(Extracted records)

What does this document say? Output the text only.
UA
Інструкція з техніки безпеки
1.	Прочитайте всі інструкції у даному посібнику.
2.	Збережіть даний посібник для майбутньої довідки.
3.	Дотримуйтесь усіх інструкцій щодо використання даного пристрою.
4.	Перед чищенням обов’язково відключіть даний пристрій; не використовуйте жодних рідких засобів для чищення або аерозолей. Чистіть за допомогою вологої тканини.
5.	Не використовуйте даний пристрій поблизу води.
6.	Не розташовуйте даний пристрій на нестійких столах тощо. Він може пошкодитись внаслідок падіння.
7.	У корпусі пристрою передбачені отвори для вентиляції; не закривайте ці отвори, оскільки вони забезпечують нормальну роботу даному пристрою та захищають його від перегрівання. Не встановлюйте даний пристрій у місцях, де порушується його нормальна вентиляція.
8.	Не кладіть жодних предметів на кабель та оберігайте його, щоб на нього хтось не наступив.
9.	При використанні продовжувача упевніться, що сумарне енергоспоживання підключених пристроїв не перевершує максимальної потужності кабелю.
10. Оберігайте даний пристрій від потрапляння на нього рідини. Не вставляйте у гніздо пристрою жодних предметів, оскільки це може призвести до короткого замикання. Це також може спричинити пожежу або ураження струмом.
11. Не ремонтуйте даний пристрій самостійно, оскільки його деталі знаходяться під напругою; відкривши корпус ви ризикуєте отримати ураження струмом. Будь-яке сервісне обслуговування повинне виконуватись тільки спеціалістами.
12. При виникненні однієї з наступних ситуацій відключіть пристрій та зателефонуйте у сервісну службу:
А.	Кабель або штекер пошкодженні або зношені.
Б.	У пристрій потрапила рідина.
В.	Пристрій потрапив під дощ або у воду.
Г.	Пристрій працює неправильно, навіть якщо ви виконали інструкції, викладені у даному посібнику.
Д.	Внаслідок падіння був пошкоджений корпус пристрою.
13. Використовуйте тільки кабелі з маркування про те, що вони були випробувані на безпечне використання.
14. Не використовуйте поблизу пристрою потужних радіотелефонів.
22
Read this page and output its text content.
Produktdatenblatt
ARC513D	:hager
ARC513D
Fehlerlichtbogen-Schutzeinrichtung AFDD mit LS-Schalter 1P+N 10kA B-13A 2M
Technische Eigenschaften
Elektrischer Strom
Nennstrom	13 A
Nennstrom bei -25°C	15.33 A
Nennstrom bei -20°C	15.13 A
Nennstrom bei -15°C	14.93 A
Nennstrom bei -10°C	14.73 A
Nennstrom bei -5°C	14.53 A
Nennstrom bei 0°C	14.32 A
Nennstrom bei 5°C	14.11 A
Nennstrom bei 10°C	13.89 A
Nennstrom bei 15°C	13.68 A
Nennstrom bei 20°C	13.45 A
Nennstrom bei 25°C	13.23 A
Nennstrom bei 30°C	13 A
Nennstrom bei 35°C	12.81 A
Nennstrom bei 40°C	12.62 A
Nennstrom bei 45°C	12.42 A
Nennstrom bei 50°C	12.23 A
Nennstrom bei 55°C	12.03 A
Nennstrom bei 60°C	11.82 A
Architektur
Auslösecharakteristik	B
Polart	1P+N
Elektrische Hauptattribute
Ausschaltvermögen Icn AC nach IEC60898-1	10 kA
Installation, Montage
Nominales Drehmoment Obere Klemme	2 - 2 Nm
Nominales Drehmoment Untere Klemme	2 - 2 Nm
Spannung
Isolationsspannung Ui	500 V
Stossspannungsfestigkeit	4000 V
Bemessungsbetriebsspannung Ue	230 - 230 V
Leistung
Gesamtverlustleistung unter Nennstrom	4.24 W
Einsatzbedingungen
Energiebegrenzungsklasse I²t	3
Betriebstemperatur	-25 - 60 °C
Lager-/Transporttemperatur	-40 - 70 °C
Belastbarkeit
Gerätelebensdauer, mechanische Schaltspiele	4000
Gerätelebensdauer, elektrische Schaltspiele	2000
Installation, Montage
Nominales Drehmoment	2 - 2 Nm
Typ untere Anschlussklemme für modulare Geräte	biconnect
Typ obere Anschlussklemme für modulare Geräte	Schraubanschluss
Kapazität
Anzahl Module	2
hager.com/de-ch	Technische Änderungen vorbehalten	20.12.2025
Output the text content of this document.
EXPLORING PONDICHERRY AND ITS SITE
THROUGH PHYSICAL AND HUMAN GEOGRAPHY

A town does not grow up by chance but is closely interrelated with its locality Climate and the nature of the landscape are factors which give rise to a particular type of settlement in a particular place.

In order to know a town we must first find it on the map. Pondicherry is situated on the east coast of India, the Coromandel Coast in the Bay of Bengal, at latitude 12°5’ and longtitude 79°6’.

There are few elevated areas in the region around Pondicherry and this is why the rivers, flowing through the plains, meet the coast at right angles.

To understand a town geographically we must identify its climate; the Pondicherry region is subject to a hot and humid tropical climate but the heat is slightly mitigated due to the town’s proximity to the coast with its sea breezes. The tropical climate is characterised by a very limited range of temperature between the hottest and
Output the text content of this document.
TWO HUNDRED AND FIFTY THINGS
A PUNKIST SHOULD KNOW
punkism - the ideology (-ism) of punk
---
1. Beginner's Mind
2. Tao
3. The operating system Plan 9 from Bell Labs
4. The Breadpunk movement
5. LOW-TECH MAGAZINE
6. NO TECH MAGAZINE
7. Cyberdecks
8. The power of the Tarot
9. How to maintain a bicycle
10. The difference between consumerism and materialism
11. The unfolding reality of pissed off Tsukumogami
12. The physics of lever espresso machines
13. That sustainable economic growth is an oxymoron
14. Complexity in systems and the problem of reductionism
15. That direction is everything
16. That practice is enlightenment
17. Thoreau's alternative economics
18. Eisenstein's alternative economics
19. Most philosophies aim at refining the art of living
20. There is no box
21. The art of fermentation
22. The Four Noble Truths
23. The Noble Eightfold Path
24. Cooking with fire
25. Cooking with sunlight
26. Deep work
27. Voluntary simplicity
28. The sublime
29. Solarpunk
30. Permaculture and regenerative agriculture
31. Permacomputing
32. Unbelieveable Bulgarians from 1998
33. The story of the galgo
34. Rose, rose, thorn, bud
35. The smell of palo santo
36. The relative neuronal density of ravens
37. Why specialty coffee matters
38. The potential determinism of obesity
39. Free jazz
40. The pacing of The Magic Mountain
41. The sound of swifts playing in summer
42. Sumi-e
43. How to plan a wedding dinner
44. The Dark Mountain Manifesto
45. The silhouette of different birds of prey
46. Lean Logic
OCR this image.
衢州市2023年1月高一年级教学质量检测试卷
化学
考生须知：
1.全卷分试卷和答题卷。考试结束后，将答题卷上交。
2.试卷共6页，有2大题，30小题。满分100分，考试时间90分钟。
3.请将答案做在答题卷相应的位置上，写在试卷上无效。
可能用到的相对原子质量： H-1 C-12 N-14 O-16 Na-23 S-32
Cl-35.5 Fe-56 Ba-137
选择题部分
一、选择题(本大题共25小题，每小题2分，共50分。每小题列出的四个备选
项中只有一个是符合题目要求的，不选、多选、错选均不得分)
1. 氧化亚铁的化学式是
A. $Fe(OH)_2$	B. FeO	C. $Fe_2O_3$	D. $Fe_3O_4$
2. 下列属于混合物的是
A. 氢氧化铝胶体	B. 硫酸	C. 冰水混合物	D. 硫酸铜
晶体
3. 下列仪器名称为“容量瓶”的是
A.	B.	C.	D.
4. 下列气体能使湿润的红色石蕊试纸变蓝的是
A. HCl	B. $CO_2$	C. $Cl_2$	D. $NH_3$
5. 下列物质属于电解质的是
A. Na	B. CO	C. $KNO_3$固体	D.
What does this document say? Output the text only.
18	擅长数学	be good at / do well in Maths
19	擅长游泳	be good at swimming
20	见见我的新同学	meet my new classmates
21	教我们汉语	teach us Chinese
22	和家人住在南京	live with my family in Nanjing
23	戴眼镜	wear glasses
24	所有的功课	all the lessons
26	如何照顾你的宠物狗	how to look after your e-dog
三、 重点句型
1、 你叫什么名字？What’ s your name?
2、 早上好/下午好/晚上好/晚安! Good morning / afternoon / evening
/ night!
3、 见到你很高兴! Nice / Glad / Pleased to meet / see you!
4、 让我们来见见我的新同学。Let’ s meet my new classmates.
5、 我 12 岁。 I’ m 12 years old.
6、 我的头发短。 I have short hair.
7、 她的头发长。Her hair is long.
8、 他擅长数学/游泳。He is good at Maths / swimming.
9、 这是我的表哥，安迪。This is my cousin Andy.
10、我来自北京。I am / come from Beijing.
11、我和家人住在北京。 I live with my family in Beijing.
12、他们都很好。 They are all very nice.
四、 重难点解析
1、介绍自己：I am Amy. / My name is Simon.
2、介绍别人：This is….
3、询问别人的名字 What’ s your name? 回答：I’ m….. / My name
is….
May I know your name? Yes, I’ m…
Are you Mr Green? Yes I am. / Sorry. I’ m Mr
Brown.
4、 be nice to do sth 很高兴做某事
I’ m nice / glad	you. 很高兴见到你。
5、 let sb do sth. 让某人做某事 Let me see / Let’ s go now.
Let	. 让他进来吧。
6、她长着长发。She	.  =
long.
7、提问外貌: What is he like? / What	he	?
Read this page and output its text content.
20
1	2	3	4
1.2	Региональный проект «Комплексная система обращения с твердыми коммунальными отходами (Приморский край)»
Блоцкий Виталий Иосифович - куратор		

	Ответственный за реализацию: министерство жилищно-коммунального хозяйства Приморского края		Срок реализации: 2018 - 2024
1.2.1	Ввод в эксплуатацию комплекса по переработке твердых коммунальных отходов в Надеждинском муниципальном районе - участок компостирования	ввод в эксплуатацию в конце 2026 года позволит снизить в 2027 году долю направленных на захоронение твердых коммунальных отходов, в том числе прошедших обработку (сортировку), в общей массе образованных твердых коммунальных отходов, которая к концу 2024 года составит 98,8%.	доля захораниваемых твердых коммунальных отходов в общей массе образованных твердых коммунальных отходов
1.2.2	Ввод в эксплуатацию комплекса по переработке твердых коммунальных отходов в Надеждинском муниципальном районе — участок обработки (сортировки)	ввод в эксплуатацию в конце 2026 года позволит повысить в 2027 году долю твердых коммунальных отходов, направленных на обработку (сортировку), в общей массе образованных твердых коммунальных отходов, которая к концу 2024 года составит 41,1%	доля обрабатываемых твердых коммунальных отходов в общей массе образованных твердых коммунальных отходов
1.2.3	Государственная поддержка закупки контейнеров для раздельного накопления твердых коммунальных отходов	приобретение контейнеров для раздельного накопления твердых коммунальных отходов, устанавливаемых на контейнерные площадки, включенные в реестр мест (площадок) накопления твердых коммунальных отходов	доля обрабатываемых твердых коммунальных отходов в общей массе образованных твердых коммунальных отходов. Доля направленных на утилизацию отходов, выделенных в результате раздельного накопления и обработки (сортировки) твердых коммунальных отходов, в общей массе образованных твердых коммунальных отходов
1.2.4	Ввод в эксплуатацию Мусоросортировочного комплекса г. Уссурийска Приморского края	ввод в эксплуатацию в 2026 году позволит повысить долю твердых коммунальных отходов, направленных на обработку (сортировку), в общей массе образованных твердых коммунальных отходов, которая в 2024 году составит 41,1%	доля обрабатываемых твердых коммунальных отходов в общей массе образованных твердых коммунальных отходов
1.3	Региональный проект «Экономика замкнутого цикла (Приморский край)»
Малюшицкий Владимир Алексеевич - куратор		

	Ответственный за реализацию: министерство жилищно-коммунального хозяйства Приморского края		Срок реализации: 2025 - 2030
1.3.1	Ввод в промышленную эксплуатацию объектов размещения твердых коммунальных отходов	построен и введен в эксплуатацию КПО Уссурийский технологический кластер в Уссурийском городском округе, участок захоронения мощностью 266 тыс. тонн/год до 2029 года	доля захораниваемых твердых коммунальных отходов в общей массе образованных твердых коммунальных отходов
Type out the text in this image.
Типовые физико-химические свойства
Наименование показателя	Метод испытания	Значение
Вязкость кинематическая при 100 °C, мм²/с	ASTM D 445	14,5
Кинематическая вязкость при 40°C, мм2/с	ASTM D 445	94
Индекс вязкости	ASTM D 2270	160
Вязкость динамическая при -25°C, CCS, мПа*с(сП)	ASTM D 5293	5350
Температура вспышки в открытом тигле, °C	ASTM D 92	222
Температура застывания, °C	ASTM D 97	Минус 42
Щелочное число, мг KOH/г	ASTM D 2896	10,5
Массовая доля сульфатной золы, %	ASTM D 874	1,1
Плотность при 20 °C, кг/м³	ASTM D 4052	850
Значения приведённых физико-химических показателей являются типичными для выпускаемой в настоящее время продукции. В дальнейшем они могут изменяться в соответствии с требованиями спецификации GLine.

● Task details
Identify every line where the string "реализации" appears.

● Finished exercise
	Ответственный за реализацию: министерство жилищно-коммунального хозяйства Приморского края		Срок реализации: 2018 - 2024
	Ответственный за реализацию: министерство жилищно-коммунального хозяйства Приморского края		Срок реализации: 2025 - 2030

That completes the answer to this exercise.